Task brief: Copy out lines with the word "cook" from the material that follows.

Data supplied:
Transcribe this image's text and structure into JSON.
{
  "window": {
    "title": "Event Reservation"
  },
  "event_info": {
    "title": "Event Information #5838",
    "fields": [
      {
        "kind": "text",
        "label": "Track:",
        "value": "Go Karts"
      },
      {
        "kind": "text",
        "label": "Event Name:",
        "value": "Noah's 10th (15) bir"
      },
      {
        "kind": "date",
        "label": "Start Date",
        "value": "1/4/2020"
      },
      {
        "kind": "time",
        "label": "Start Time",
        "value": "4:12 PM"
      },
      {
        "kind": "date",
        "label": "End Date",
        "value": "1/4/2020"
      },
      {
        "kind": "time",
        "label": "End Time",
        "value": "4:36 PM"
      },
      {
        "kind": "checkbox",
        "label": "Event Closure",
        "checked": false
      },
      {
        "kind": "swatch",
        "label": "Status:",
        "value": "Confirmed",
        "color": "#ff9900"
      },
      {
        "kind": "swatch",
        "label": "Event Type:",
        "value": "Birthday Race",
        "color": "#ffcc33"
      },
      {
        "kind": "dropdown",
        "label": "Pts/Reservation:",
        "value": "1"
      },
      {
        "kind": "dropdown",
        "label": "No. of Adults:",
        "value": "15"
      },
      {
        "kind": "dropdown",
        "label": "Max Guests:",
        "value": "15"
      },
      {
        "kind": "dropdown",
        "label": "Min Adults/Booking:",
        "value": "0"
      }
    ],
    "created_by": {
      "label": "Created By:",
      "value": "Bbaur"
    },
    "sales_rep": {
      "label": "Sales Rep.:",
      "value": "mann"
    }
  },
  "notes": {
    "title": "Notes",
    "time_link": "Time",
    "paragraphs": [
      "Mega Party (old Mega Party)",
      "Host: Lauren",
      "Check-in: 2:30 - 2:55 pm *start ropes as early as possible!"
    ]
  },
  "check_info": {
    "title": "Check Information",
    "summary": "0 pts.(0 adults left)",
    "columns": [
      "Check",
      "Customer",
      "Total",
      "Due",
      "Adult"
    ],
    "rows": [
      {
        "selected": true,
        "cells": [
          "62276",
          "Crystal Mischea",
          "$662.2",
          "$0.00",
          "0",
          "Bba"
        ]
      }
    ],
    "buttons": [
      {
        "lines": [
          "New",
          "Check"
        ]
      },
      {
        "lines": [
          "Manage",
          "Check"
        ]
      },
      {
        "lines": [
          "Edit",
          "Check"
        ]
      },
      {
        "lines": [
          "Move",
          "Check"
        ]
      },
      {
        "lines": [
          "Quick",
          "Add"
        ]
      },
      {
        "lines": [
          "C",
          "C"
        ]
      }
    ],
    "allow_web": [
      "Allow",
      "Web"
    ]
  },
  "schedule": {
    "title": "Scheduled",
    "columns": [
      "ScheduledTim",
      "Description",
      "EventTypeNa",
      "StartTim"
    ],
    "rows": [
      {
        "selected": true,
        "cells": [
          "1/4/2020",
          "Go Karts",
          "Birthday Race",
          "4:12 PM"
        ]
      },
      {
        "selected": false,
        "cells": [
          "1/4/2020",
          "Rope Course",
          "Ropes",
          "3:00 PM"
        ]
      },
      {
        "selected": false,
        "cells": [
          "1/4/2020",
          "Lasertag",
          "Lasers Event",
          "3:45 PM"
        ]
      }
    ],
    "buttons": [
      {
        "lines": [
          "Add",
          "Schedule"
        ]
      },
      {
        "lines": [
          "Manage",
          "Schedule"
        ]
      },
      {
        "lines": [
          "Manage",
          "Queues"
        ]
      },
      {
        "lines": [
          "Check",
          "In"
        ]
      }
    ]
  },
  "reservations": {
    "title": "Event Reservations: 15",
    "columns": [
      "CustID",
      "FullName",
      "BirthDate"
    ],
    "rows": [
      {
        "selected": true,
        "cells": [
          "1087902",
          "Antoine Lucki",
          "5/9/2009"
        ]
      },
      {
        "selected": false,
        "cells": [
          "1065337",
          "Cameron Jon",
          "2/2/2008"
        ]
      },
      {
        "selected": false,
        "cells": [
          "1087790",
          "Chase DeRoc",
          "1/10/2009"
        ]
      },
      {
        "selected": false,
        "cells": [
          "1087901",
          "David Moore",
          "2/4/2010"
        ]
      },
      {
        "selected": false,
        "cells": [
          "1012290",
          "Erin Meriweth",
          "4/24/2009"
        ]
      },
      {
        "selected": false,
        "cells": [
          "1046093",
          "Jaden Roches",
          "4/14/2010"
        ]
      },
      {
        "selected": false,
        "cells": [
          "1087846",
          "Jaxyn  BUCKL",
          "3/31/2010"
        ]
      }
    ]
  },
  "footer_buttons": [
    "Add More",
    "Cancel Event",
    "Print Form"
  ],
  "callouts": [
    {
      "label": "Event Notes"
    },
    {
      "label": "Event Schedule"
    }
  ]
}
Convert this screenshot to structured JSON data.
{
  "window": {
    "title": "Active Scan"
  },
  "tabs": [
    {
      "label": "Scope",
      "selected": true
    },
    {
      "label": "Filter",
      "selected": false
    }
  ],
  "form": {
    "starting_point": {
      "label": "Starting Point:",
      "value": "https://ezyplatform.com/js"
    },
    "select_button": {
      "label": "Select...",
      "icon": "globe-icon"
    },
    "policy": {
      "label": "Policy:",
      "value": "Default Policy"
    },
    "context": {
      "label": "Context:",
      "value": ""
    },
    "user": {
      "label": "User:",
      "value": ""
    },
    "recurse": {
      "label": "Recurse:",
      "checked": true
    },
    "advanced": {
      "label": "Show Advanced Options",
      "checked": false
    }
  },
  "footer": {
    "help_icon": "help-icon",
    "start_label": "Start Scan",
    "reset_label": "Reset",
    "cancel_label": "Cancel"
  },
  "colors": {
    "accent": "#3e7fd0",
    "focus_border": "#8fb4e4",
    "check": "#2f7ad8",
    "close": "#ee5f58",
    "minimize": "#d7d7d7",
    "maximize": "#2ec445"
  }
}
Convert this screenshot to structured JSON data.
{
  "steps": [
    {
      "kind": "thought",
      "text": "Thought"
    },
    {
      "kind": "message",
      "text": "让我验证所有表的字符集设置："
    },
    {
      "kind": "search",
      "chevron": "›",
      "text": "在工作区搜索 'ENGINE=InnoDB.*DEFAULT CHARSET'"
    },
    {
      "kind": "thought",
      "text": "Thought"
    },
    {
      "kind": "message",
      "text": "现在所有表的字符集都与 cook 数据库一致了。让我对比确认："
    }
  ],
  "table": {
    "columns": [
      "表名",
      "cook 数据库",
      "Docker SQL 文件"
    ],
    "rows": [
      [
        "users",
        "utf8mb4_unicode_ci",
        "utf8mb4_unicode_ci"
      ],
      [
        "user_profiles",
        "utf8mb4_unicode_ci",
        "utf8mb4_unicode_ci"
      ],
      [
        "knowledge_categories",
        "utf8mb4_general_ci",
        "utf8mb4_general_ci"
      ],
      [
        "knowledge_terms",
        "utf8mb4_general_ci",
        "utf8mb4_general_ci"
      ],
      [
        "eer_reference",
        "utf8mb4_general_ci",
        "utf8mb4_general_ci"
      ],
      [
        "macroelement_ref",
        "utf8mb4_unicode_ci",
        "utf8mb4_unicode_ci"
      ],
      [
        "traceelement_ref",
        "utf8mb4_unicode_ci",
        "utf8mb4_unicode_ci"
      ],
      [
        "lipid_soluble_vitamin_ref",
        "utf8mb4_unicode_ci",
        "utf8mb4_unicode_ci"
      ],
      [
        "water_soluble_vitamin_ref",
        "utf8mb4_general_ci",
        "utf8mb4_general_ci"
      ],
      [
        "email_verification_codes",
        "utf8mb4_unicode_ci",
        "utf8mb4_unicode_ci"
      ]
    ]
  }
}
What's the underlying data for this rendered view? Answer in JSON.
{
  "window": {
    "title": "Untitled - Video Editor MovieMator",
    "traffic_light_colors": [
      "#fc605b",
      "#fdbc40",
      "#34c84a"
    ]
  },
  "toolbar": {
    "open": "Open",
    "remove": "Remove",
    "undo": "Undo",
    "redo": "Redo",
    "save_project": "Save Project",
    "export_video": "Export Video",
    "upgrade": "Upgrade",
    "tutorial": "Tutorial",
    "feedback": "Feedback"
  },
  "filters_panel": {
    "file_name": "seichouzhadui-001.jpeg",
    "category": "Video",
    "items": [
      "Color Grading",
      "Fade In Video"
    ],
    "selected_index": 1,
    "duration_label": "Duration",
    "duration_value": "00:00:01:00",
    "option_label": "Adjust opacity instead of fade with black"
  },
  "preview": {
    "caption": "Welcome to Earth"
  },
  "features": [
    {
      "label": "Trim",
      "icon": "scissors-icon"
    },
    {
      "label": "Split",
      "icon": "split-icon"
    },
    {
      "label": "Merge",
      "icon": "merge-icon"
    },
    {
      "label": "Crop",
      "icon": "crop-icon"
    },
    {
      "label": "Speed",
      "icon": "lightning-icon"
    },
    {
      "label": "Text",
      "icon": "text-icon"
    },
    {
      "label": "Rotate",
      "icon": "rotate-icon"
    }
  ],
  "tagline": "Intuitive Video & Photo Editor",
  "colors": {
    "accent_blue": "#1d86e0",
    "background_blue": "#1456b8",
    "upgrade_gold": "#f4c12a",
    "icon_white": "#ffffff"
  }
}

Response to the task:
      "text": "现在所有表的字符集都与 cook 数据库一致了。让我对比确认："
      "cook 数据库",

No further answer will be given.